VORLIEGENDER TEXT –
◆ ◆ ◆ ◆

Parteiübergreifend Kritkik an Vorfall

Die FDP-Sprecherin und die Hamburger Landes- und Fraktionsvorsitzenden von CDU und AfD verurteilten die Schaum-Attacke auf den FDP-Chef. „Man schmeißt niemanden eine Torte ins Gesicht. Das ist inakzeptabel“, sagte CDU-Landeschef Dennis Thering der Deutschen Presse-Agentur. „Wer tätliche Angriffe verübt, der verlässt den demokratischen Diskurs und der ist besser hinter schwedischen Gardinen aufgehoben“, sagte der AfD-Landesvorsitzende Dirk Nockemann zu dem Vorfall.

◆ ◆ ◆ ◆

BEREITGESTELLTES MATERIAL –

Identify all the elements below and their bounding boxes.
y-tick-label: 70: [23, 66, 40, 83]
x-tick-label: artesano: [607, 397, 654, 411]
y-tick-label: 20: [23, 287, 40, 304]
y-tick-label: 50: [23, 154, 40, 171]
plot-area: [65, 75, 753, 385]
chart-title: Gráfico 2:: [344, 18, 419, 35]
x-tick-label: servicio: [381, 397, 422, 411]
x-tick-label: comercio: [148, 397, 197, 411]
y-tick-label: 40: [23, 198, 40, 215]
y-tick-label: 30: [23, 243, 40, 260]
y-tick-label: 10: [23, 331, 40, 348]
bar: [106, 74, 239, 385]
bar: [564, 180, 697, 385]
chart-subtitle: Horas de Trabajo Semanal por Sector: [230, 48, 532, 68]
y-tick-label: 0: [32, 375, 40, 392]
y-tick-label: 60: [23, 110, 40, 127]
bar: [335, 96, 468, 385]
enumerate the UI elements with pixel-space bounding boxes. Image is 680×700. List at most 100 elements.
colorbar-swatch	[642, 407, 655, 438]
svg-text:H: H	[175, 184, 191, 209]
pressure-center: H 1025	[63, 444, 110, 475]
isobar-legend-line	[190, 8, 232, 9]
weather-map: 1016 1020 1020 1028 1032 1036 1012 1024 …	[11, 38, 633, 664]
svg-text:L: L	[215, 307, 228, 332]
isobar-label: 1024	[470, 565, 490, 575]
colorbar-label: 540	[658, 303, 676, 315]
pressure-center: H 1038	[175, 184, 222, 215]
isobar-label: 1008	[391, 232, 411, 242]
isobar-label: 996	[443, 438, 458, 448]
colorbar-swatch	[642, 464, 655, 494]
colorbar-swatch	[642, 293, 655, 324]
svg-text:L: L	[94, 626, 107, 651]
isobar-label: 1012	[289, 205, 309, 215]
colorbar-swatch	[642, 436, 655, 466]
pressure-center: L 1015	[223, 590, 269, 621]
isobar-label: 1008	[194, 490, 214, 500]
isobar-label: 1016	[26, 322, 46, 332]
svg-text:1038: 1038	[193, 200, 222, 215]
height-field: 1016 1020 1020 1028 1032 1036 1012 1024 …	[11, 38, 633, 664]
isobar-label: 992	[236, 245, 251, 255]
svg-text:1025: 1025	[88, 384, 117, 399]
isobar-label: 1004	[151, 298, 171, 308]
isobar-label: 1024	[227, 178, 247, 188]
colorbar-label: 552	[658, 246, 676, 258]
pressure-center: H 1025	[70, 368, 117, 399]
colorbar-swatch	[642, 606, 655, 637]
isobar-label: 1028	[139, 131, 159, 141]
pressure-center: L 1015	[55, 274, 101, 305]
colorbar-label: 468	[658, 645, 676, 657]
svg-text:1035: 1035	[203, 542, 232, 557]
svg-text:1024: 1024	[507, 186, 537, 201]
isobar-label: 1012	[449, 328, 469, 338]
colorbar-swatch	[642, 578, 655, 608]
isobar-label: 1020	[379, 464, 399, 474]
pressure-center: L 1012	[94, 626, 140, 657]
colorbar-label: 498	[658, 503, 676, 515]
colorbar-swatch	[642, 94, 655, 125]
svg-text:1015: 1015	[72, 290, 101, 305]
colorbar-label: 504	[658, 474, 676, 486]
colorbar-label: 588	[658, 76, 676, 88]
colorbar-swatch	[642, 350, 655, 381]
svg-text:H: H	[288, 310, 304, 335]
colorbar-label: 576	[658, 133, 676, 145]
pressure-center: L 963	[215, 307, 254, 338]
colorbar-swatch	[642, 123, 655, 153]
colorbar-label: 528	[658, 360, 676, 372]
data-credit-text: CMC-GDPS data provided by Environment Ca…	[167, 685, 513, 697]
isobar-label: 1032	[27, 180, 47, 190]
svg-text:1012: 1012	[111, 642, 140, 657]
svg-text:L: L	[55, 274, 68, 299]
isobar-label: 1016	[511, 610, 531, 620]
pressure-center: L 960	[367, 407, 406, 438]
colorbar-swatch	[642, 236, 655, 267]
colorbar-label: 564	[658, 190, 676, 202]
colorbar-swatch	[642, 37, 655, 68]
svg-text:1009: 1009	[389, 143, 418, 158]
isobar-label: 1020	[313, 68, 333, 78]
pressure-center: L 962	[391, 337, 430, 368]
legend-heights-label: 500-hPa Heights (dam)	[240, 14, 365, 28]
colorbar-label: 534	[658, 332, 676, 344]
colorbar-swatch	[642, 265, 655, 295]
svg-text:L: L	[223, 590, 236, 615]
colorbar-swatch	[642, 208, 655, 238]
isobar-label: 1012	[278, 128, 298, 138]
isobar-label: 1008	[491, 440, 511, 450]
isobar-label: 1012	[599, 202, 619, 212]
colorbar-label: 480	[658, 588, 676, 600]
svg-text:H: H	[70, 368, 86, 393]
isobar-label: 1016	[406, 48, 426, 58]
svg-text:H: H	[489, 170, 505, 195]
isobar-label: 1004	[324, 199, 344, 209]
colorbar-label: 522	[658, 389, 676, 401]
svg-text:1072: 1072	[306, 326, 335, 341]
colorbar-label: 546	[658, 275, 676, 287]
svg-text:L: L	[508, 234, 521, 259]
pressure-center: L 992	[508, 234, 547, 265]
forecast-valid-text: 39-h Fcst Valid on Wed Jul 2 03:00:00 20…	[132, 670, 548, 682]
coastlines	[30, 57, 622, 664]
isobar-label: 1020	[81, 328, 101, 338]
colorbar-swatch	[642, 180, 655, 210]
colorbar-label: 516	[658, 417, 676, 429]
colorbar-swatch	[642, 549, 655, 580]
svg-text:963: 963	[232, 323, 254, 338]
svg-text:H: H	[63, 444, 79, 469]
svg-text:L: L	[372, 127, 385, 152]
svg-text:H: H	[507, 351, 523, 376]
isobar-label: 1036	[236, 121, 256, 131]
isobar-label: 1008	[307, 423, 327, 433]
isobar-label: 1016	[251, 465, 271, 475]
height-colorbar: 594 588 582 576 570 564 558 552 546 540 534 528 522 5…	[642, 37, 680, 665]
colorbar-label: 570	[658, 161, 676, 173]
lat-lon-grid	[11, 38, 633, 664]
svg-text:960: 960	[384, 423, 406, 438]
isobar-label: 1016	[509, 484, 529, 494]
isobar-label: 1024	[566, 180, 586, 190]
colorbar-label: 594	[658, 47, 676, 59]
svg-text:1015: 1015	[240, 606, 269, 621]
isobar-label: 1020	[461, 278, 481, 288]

◆ ◆ ◆ ◆

GESTELLTE AUFGABE –
Geben Sie bitte einen Abschnitt aus dem Text zur Attacke auf den FDP-Chef wortgetreu wieder. Beginnen Sie bei den Worten „Parteiübergreifend Kritkik an“ und enden Sie nach „zu dem Vorfall.“. Maßgeblich ist allein der Text.

ERGEBNIS DER AUFGABE –
Parteiübergreifend Kritkik an Vorfall

Die FDP-Sprecherin und die Hamburger Landes- und Fraktionsvorsitzenden von CDU und AfD verurteilten die Schaum-Attacke auf den FDP-Chef. „Man schmeißt niemanden eine Torte ins Gesicht. Das ist inakzeptabel“, sagte CDU-Landeschef Dennis Thering der Deutschen Presse-Agentur. „Wer tätliche Angriffe verübt, der verlässt den demokratischen Diskurs und der ist besser hinter schwedischen Gardinen aufgehoben“, sagte der AfD-Landesvorsitzende Dirk Nockemann zu dem Vorfall.